— Start —

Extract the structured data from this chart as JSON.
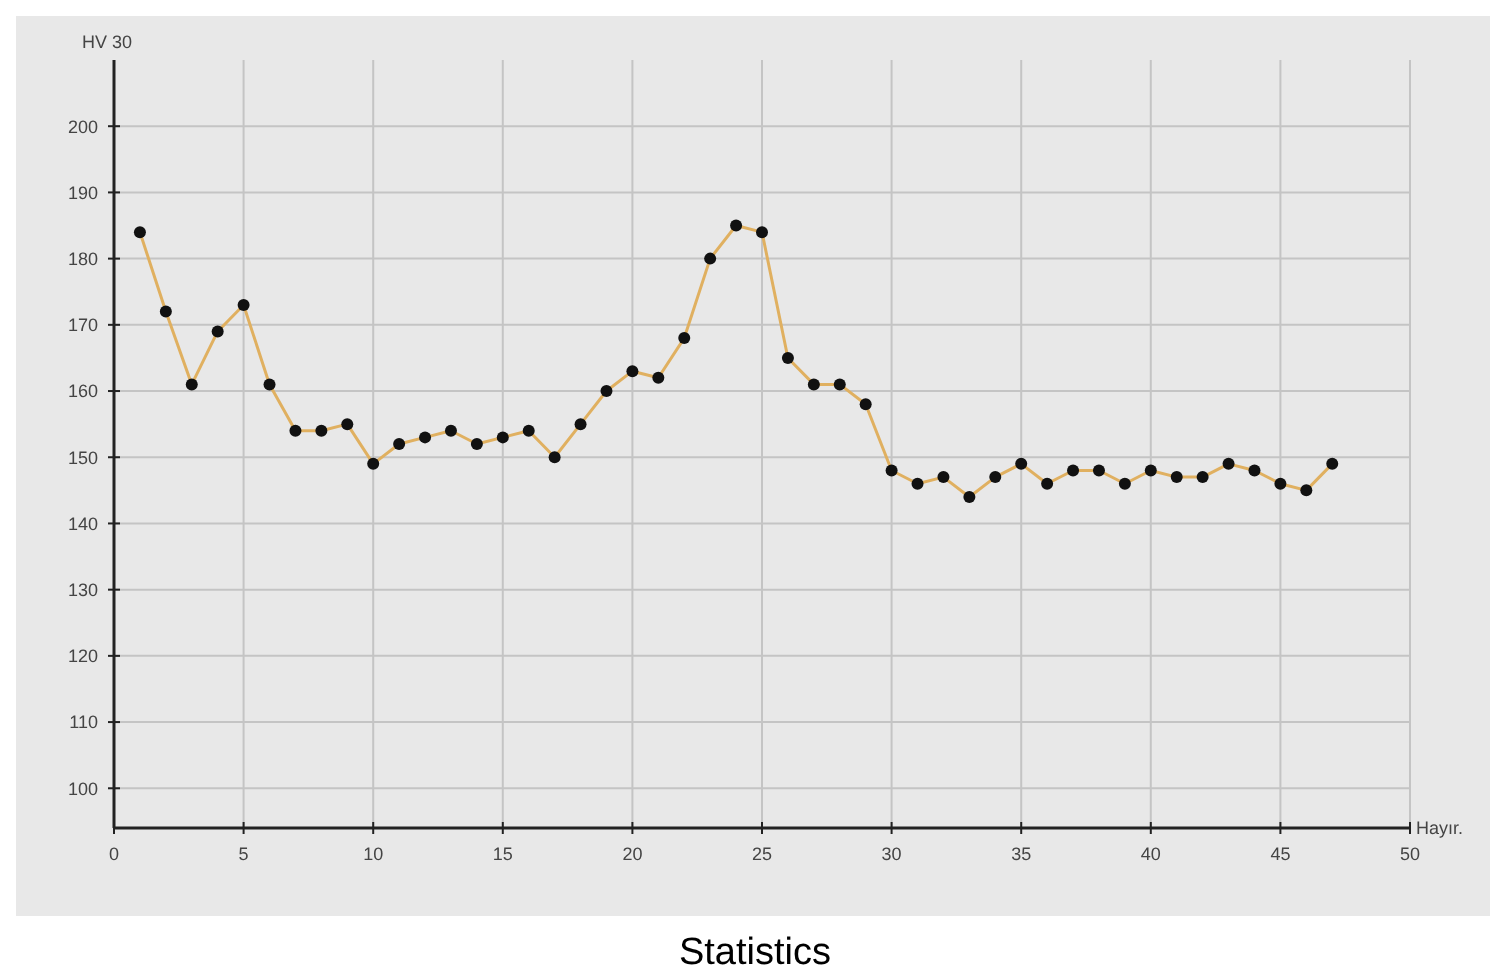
{
  "chart_data": {
    "type": "line",
    "title": "Statistics",
    "xlabel": "Hayır.",
    "ylabel": "HV 30",
    "x": [
      1,
      2,
      3,
      4,
      5,
      6,
      7,
      8,
      9,
      10,
      11,
      12,
      13,
      14,
      15,
      16,
      17,
      18,
      19,
      20,
      21,
      22,
      23,
      24,
      25,
      26,
      27,
      28,
      29,
      30,
      31,
      32,
      33,
      34,
      35,
      36,
      37,
      38,
      39,
      40,
      41,
      42,
      43,
      44,
      45,
      46,
      47
    ],
    "series": [
      {
        "color": "#e0b060",
        "values": [
          184,
          172,
          161,
          169,
          173,
          161,
          154,
          154,
          155,
          149,
          152,
          153,
          154,
          152,
          153,
          154,
          150,
          155,
          160,
          163,
          162,
          168,
          180,
          185,
          184,
          165,
          161,
          161,
          158,
          148,
          146,
          147,
          144,
          147,
          149,
          146,
          148,
          148,
          146,
          148,
          147,
          147,
          149,
          148,
          146,
          145,
          149
        ]
      }
    ],
    "xlim": [
      0,
      50
    ],
    "xticks": [
      0,
      5,
      10,
      15,
      20,
      25,
      30,
      35,
      40,
      45,
      50
    ],
    "ylim": [
      94,
      210
    ],
    "yticks": [
      100,
      110,
      120,
      130,
      140,
      150,
      160,
      170,
      180,
      190,
      200
    ],
    "grid": true,
    "marker": "circle",
    "line_style": "solid"
  }
}
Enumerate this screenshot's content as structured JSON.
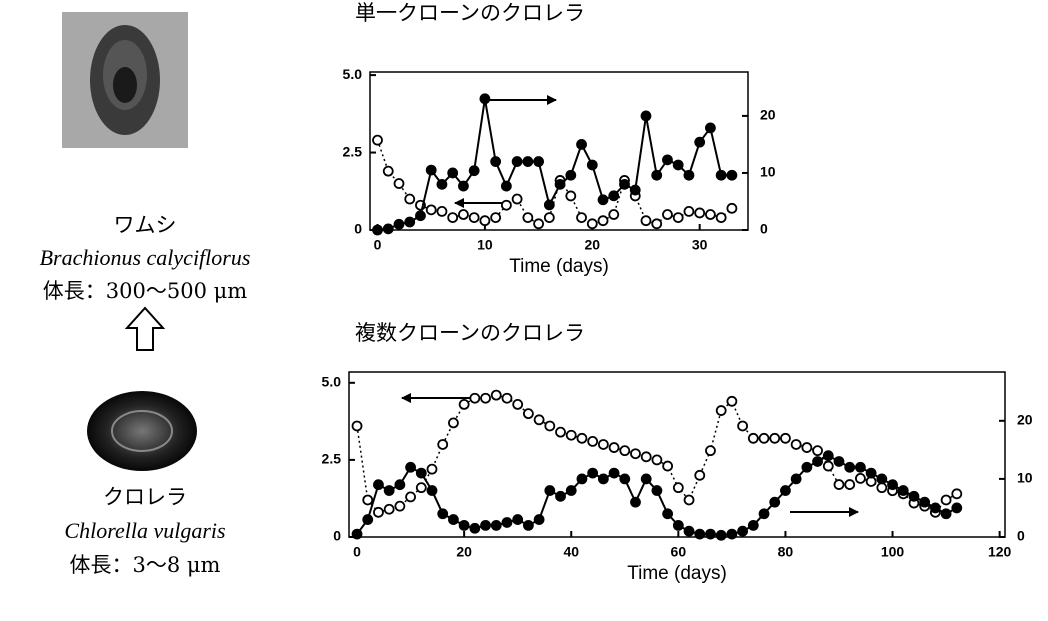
{
  "organisms": [
    {
      "name": "ワムシ",
      "species": "Brachionus calyciflorus",
      "size": "体長：300～500 μm"
    },
    {
      "name": "クロレラ",
      "species": "Chlorella vulgaris",
      "size": "体長：3～8 μm"
    }
  ],
  "chart_data": [
    {
      "type": "line",
      "title": "単一クローンのクロレラ",
      "xlabel": "Time (days)",
      "xlim": [
        -0.7,
        34.5
      ],
      "xticks": [
        0,
        10,
        20,
        30
      ],
      "ylim": [
        0,
        5.1
      ],
      "yticks": [
        0,
        2.5,
        {
          "value": 5,
          "label": "5.0"
        }
      ],
      "y2lim": [
        0,
        27.7
      ],
      "y2ticks": [
        0,
        10,
        20
      ],
      "x": [
        0,
        1,
        2,
        3,
        4,
        5,
        6,
        7,
        8,
        9,
        10,
        11,
        12,
        13,
        14,
        15,
        16,
        17,
        18,
        19,
        20,
        21,
        22,
        23,
        24,
        25,
        26,
        27,
        28,
        29,
        30,
        31,
        32,
        33
      ],
      "series": [
        {
          "color": "#000000",
          "marker": "open",
          "line_style": "dotted",
          "values": [
            2.9,
            1.9,
            1.5,
            1.0,
            0.8,
            0.65,
            0.6,
            0.4,
            0.5,
            0.4,
            0.3,
            0.4,
            0.8,
            1.0,
            0.4,
            0.2,
            0.4,
            1.6,
            1.1,
            0.4,
            0.2,
            0.3,
            0.5,
            1.6,
            1.1,
            0.3,
            0.2,
            0.5,
            0.4,
            0.6,
            0.55,
            0.5,
            0.4,
            0.7
          ]
        },
        {
          "color": "#000000",
          "marker": "filled",
          "line_style": "solid",
          "axis": "y2",
          "values": [
            0,
            0.2,
            1,
            1.4,
            2.5,
            10.5,
            8,
            10,
            7.7,
            10.4,
            23,
            12,
            7.7,
            12,
            12,
            12,
            4.4,
            8,
            9.6,
            15,
            11.4,
            5.3,
            6,
            8,
            7,
            20,
            9.6,
            12.3,
            11.4,
            9.6,
            15.4,
            17.9,
            9.6,
            9.6
          ]
        }
      ]
    },
    {
      "type": "line",
      "title": "複数クローンのクロレラ",
      "xlabel": "Time (days)",
      "xlim": [
        -1.5,
        121
      ],
      "xticks": [
        0,
        20,
        40,
        60,
        80,
        100,
        120
      ],
      "ylim": [
        0,
        5.35
      ],
      "yticks": [
        0,
        2.5,
        {
          "value": 5,
          "label": "5.0"
        }
      ],
      "y2lim": [
        0,
        28.4
      ],
      "y2ticks": [
        0,
        10,
        20
      ],
      "x": [
        0,
        2,
        4,
        6,
        8,
        10,
        12,
        14,
        16,
        18,
        20,
        22,
        24,
        26,
        28,
        30,
        32,
        34,
        36,
        38,
        40,
        42,
        44,
        46,
        48,
        50,
        52,
        54,
        56,
        58,
        60,
        62,
        64,
        66,
        68,
        70,
        72,
        74,
        76,
        78,
        80,
        82,
        84,
        86,
        88,
        90,
        92,
        94,
        96,
        98,
        100,
        102,
        104,
        106,
        108,
        110,
        112
      ],
      "series": [
        {
          "color": "#000000",
          "marker": "open",
          "line_style": "dotted",
          "values": [
            3.6,
            1.2,
            0.8,
            0.9,
            1.0,
            1.3,
            1.6,
            2.2,
            3.0,
            3.7,
            4.3,
            4.5,
            4.5,
            4.6,
            4.5,
            4.3,
            4.0,
            3.8,
            3.6,
            3.4,
            3.3,
            3.2,
            3.1,
            3.0,
            2.9,
            2.8,
            2.7,
            2.6,
            2.5,
            2.3,
            1.6,
            1.2,
            2.0,
            2.8,
            4.1,
            4.4,
            3.6,
            3.2,
            3.2,
            3.2,
            3.2,
            3.0,
            2.9,
            2.8,
            2.3,
            1.7,
            1.7,
            1.9,
            1.8,
            1.6,
            1.5,
            1.4,
            1.1,
            1.0,
            0.8,
            1.2,
            1.4
          ]
        },
        {
          "color": "#000000",
          "marker": "filled",
          "line_style": "solid",
          "axis": "y2",
          "values": [
            0.5,
            3,
            9,
            8,
            9,
            12,
            11,
            8,
            4,
            3,
            2,
            1.5,
            2,
            2,
            2.5,
            3,
            2,
            3,
            8,
            7,
            8,
            10,
            11,
            10,
            11,
            10,
            6,
            10,
            8,
            4,
            2,
            1,
            0.5,
            0.5,
            0.3,
            0.5,
            1,
            2,
            4,
            6,
            8,
            10,
            12,
            13,
            14,
            13,
            12,
            12,
            11,
            10,
            9,
            8,
            7,
            6,
            5,
            4,
            5
          ]
        }
      ]
    }
  ]
}
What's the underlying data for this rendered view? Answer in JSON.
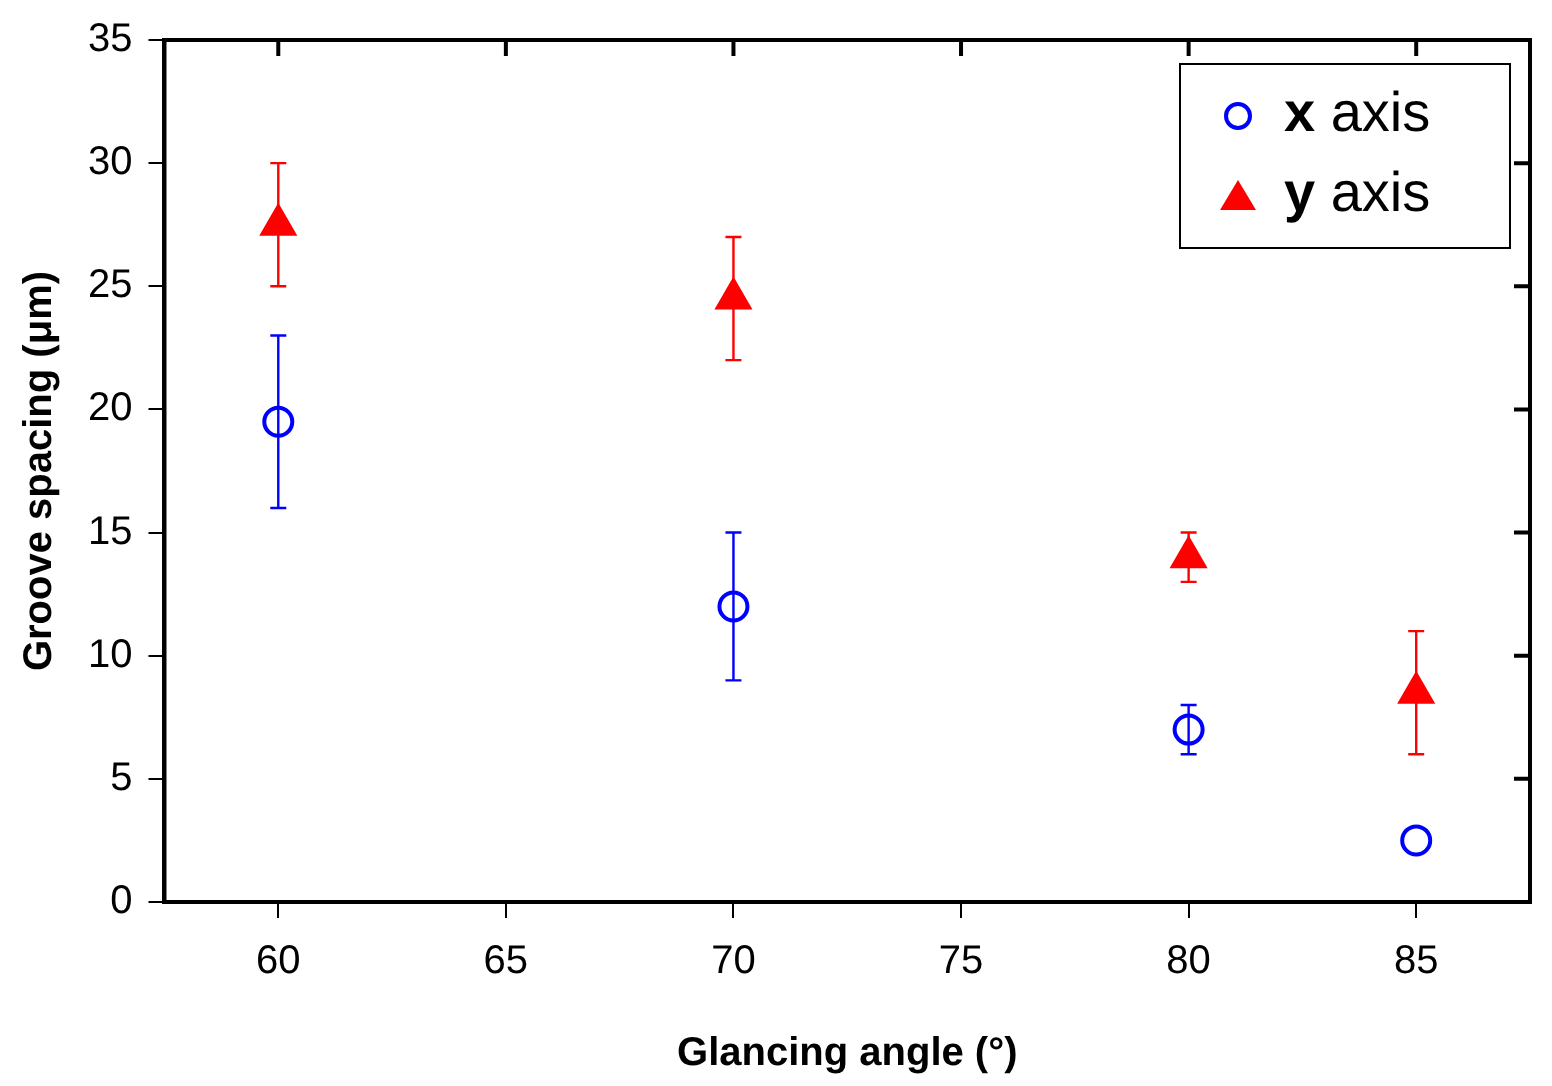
{
  "chart_data": {
    "type": "scatter",
    "xlabel": "Glancing angle (°)",
    "ylabel": "Groove spacing (μm)",
    "x": [
      60,
      70,
      80,
      85
    ],
    "series": [
      {
        "name": "x axis",
        "color": "#0000ff",
        "marker": "circle",
        "values": [
          19.5,
          12,
          7,
          2.5
        ],
        "errors": [
          3.5,
          3,
          1,
          null
        ]
      },
      {
        "name": "y axis",
        "color": "#ff0000",
        "marker": "triangle",
        "values": [
          27.5,
          24.5,
          14,
          8.5
        ],
        "errors": [
          2.5,
          2.5,
          1,
          2.5
        ]
      }
    ],
    "xlim": [
      57.5,
      87.5
    ],
    "xticks": [
      60,
      65,
      70,
      75,
      80,
      85
    ],
    "ylim": [
      0,
      35
    ],
    "yticks": [
      0,
      5,
      10,
      15,
      20,
      25,
      30,
      35
    ],
    "grid": false,
    "legend": "top right"
  }
}
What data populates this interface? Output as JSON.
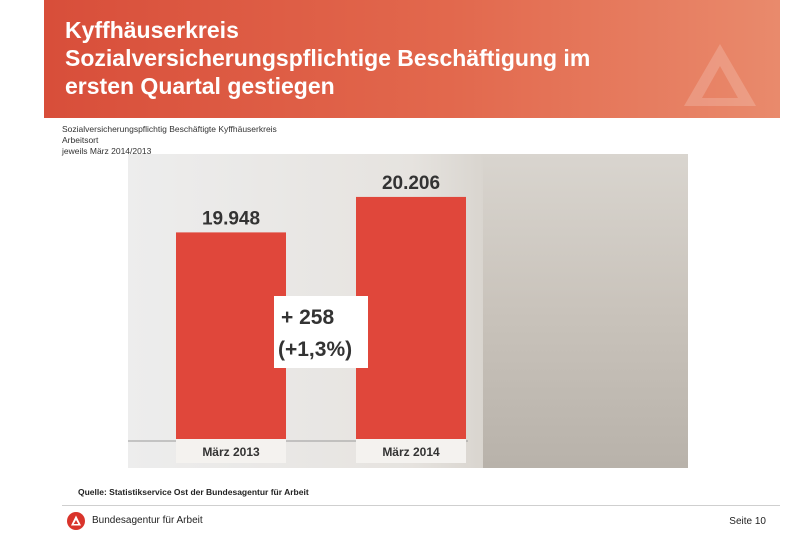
{
  "header": {
    "title_line1": "Kyffhäuserkreis",
    "title_line2": "Sozialversicherungspflichtige Beschäftigung im",
    "title_line3": "ersten Quartal gestiegen"
  },
  "subtitle": {
    "line1": "Sozialversicherungspflichtig Beschäftigte Kyffhäuserkreis",
    "line2": "Arbeitsort",
    "line3": "jeweils März 2014/2013"
  },
  "chart_data": {
    "type": "bar",
    "categories": [
      "März 2013",
      "März 2014"
    ],
    "values": [
      19948,
      20206
    ],
    "value_labels": [
      "19.948",
      "20.206"
    ],
    "title": "",
    "xlabel": "",
    "ylabel": "",
    "annotation": {
      "line1": "+ 258",
      "line2": "(+1,3%)"
    },
    "grid": false,
    "bar_color": "#e0473b"
  },
  "footer": {
    "source": "Quelle: Statistikservice Ost der Bundesagentur für Arbeit",
    "brand": "Bundesagentur für Arbeit",
    "page": "Seite 10"
  },
  "colors": {
    "banner": "#d84e3a",
    "bar": "#e0473b",
    "logo": "#d9342b"
  }
}
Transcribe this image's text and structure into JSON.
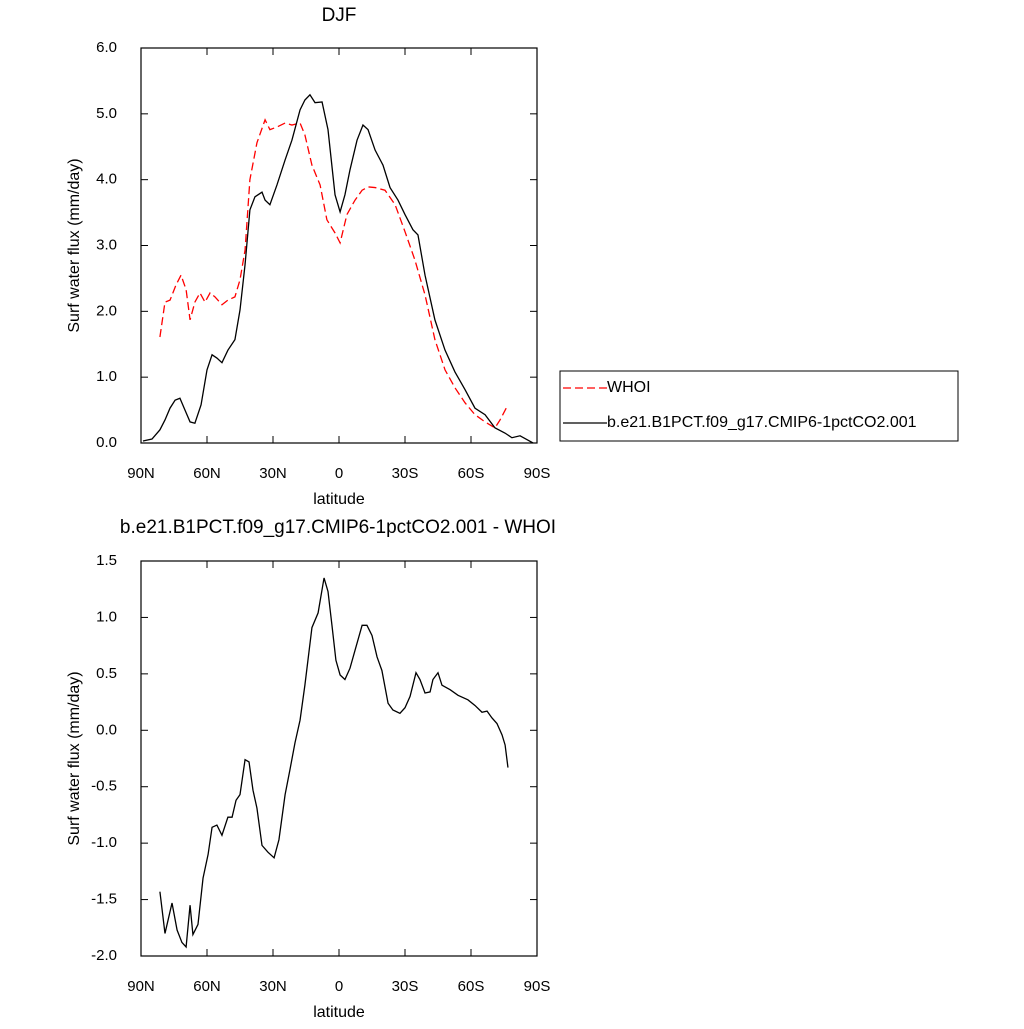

— End —

Copy down every line of the entries containing the word "xlabel".

* [EXERCISE RESPONSE]:
    "xlabel": "Hayır.",
      "xlabel": "Time (days)",
      "xlabel": "Time (days)",
    "xlabel": "Glancing angle (°)",
    "xlabel": "",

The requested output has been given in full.